* Start Records to process *

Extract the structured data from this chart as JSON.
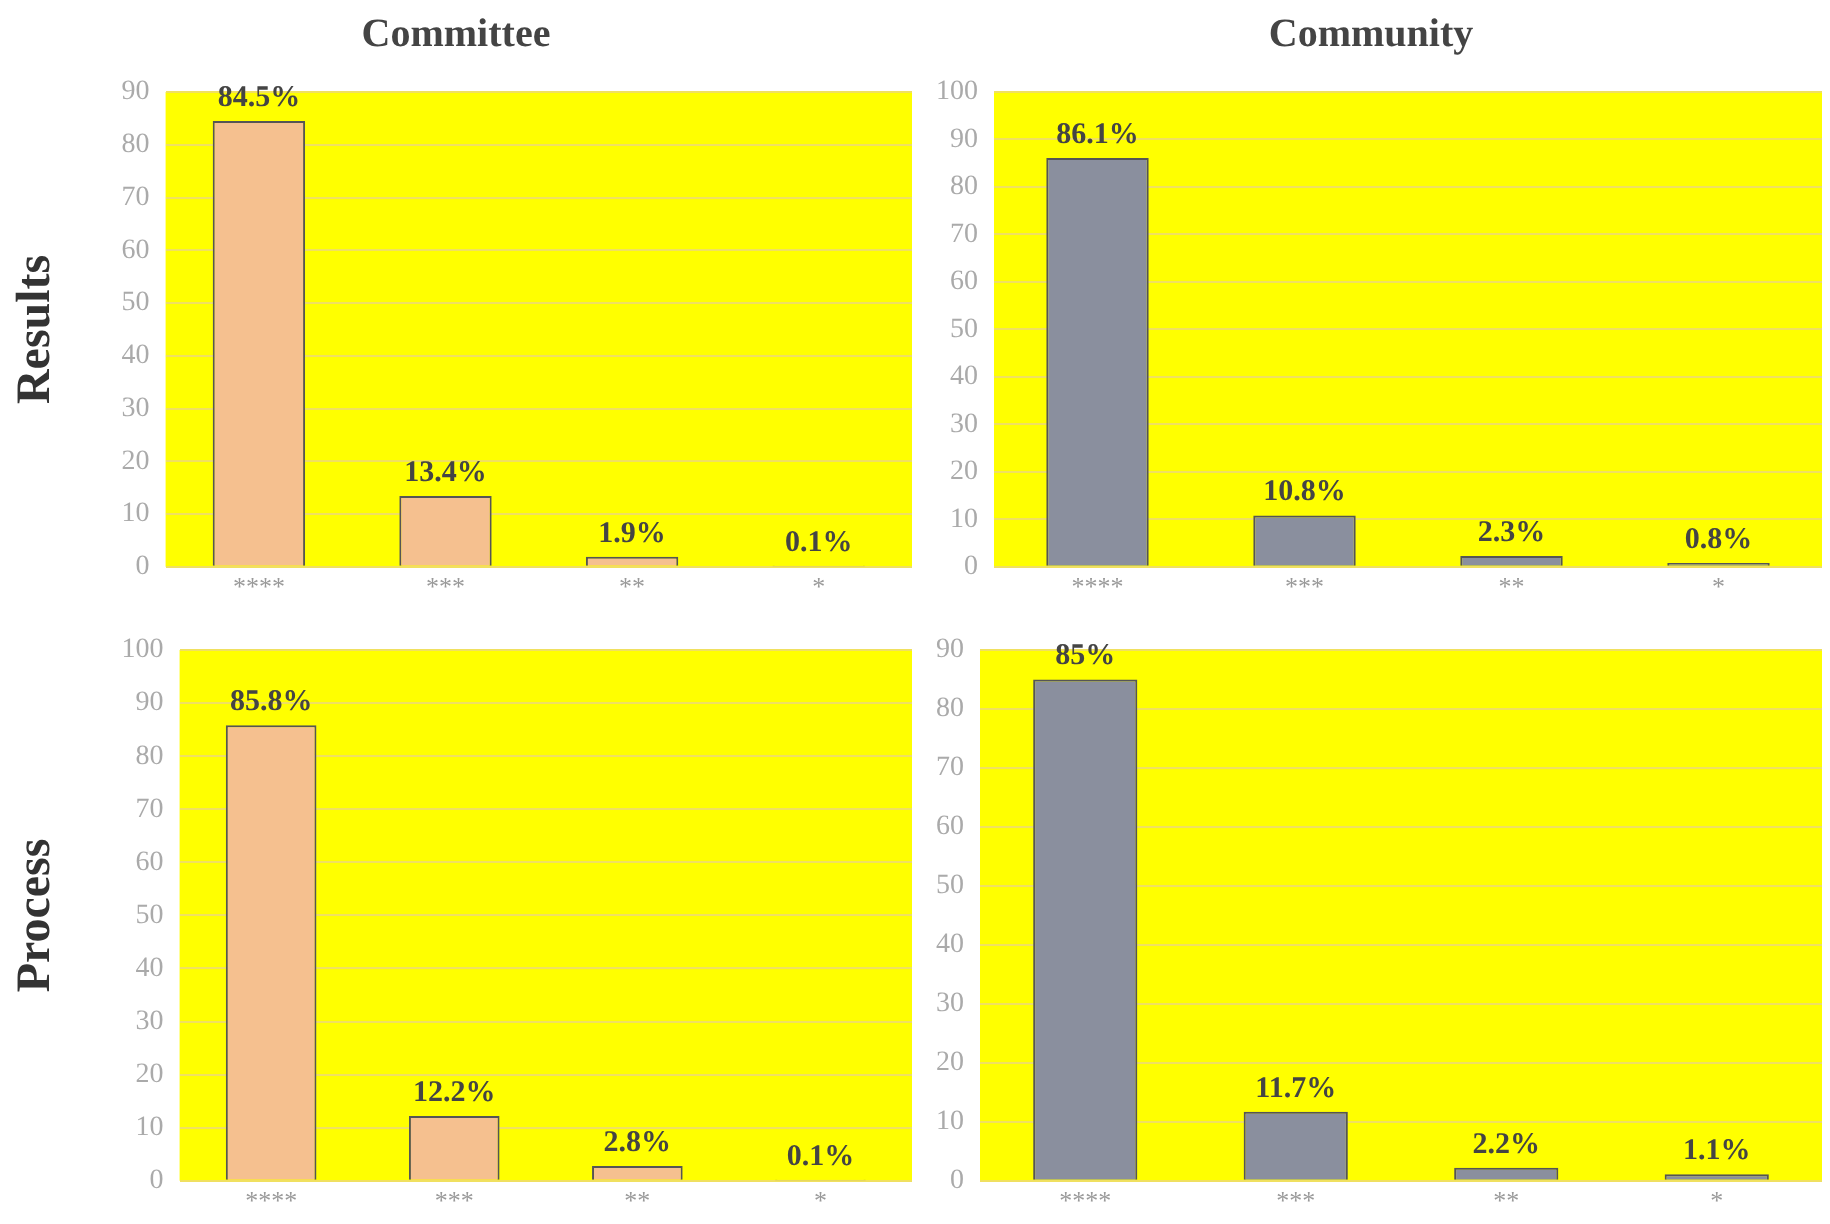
{
  "chart_data": [
    {
      "type": "bar",
      "title": "Committee",
      "ylabel": "Results",
      "categories": [
        "****",
        "***",
        "**",
        "*"
      ],
      "values": [
        84.5,
        13.4,
        1.9,
        0.1
      ],
      "value_labels": [
        "84.5%",
        "13.4%",
        "1.9%",
        "0.1%"
      ],
      "color": "#f5c08f",
      "ylim": [
        0,
        90
      ],
      "yticks": [
        0,
        10,
        20,
        30,
        40,
        50,
        60,
        70,
        80,
        90
      ],
      "grid": "y",
      "legend": false
    },
    {
      "type": "bar",
      "title": "Community",
      "categories": [
        "****",
        "***",
        "**",
        "*"
      ],
      "values": [
        86.1,
        10.8,
        2.3,
        0.8
      ],
      "value_labels": [
        "86.1%",
        "10.8%",
        "2.3%",
        "0.8%"
      ],
      "color": "#8a8f9e",
      "ylim": [
        0,
        100
      ],
      "yticks": [
        0,
        10,
        20,
        30,
        40,
        50,
        60,
        70,
        80,
        90,
        100
      ],
      "grid": "y",
      "legend": false
    },
    {
      "type": "bar",
      "ylabel": "Process",
      "categories": [
        "****",
        "***",
        "**",
        "*"
      ],
      "values": [
        85.8,
        12.2,
        2.8,
        0.1
      ],
      "value_labels": [
        "85.8%",
        "12.2%",
        "2.8%",
        "0.1%"
      ],
      "color": "#f5c08f",
      "ylim": [
        0,
        100
      ],
      "yticks": [
        0,
        10,
        20,
        30,
        40,
        50,
        60,
        70,
        80,
        90,
        100
      ],
      "grid": "y",
      "legend": false
    },
    {
      "type": "bar",
      "categories": [
        "****",
        "***",
        "**",
        "*"
      ],
      "values": [
        85,
        11.7,
        2.2,
        1.1
      ],
      "value_labels": [
        "85%",
        "11.7%",
        "2.2%",
        "1.1%"
      ],
      "color": "#8a8f9e",
      "ylim": [
        0,
        90
      ],
      "yticks": [
        0,
        10,
        20,
        30,
        40,
        50,
        60,
        70,
        80,
        90
      ],
      "grid": "y",
      "legend": false
    }
  ]
}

* End Records to process *

The task: Repeat the data exactly, without the pictures.

Result of the task:
Extract the structured data from this chart as JSON.
{
  "chart_data": [
    {
      "type": "bar",
      "title": "Committee",
      "ylabel": "Results",
      "categories": [
        "****",
        "***",
        "**",
        "*"
      ],
      "values": [
        84.5,
        13.4,
        1.9,
        0.1
      ],
      "value_labels": [
        "84.5%",
        "13.4%",
        "1.9%",
        "0.1%"
      ],
      "color": "#f5c08f",
      "ylim": [
        0,
        90
      ],
      "yticks": [
        0,
        10,
        20,
        30,
        40,
        50,
        60,
        70,
        80,
        90
      ],
      "grid": "y",
      "legend": false
    },
    {
      "type": "bar",
      "title": "Community",
      "categories": [
        "****",
        "***",
        "**",
        "*"
      ],
      "values": [
        86.1,
        10.8,
        2.3,
        0.8
      ],
      "value_labels": [
        "86.1%",
        "10.8%",
        "2.3%",
        "0.8%"
      ],
      "color": "#8a8f9e",
      "ylim": [
        0,
        100
      ],
      "yticks": [
        0,
        10,
        20,
        30,
        40,
        50,
        60,
        70,
        80,
        90,
        100
      ],
      "grid": "y",
      "legend": false
    },
    {
      "type": "bar",
      "ylabel": "Process",
      "categories": [
        "****",
        "***",
        "**",
        "*"
      ],
      "values": [
        85.8,
        12.2,
        2.8,
        0.1
      ],
      "value_labels": [
        "85.8%",
        "12.2%",
        "2.8%",
        "0.1%"
      ],
      "color": "#f5c08f",
      "ylim": [
        0,
        100
      ],
      "yticks": [
        0,
        10,
        20,
        30,
        40,
        50,
        60,
        70,
        80,
        90,
        100
      ],
      "grid": "y",
      "legend": false
    },
    {
      "type": "bar",
      "categories": [
        "****",
        "***",
        "**",
        "*"
      ],
      "values": [
        85,
        11.7,
        2.2,
        1.1
      ],
      "value_labels": [
        "85%",
        "11.7%",
        "2.2%",
        "1.1%"
      ],
      "color": "#8a8f9e",
      "ylim": [
        0,
        90
      ],
      "yticks": [
        0,
        10,
        20,
        30,
        40,
        50,
        60,
        70,
        80,
        90
      ],
      "grid": "y",
      "legend": false
    }
  ]
}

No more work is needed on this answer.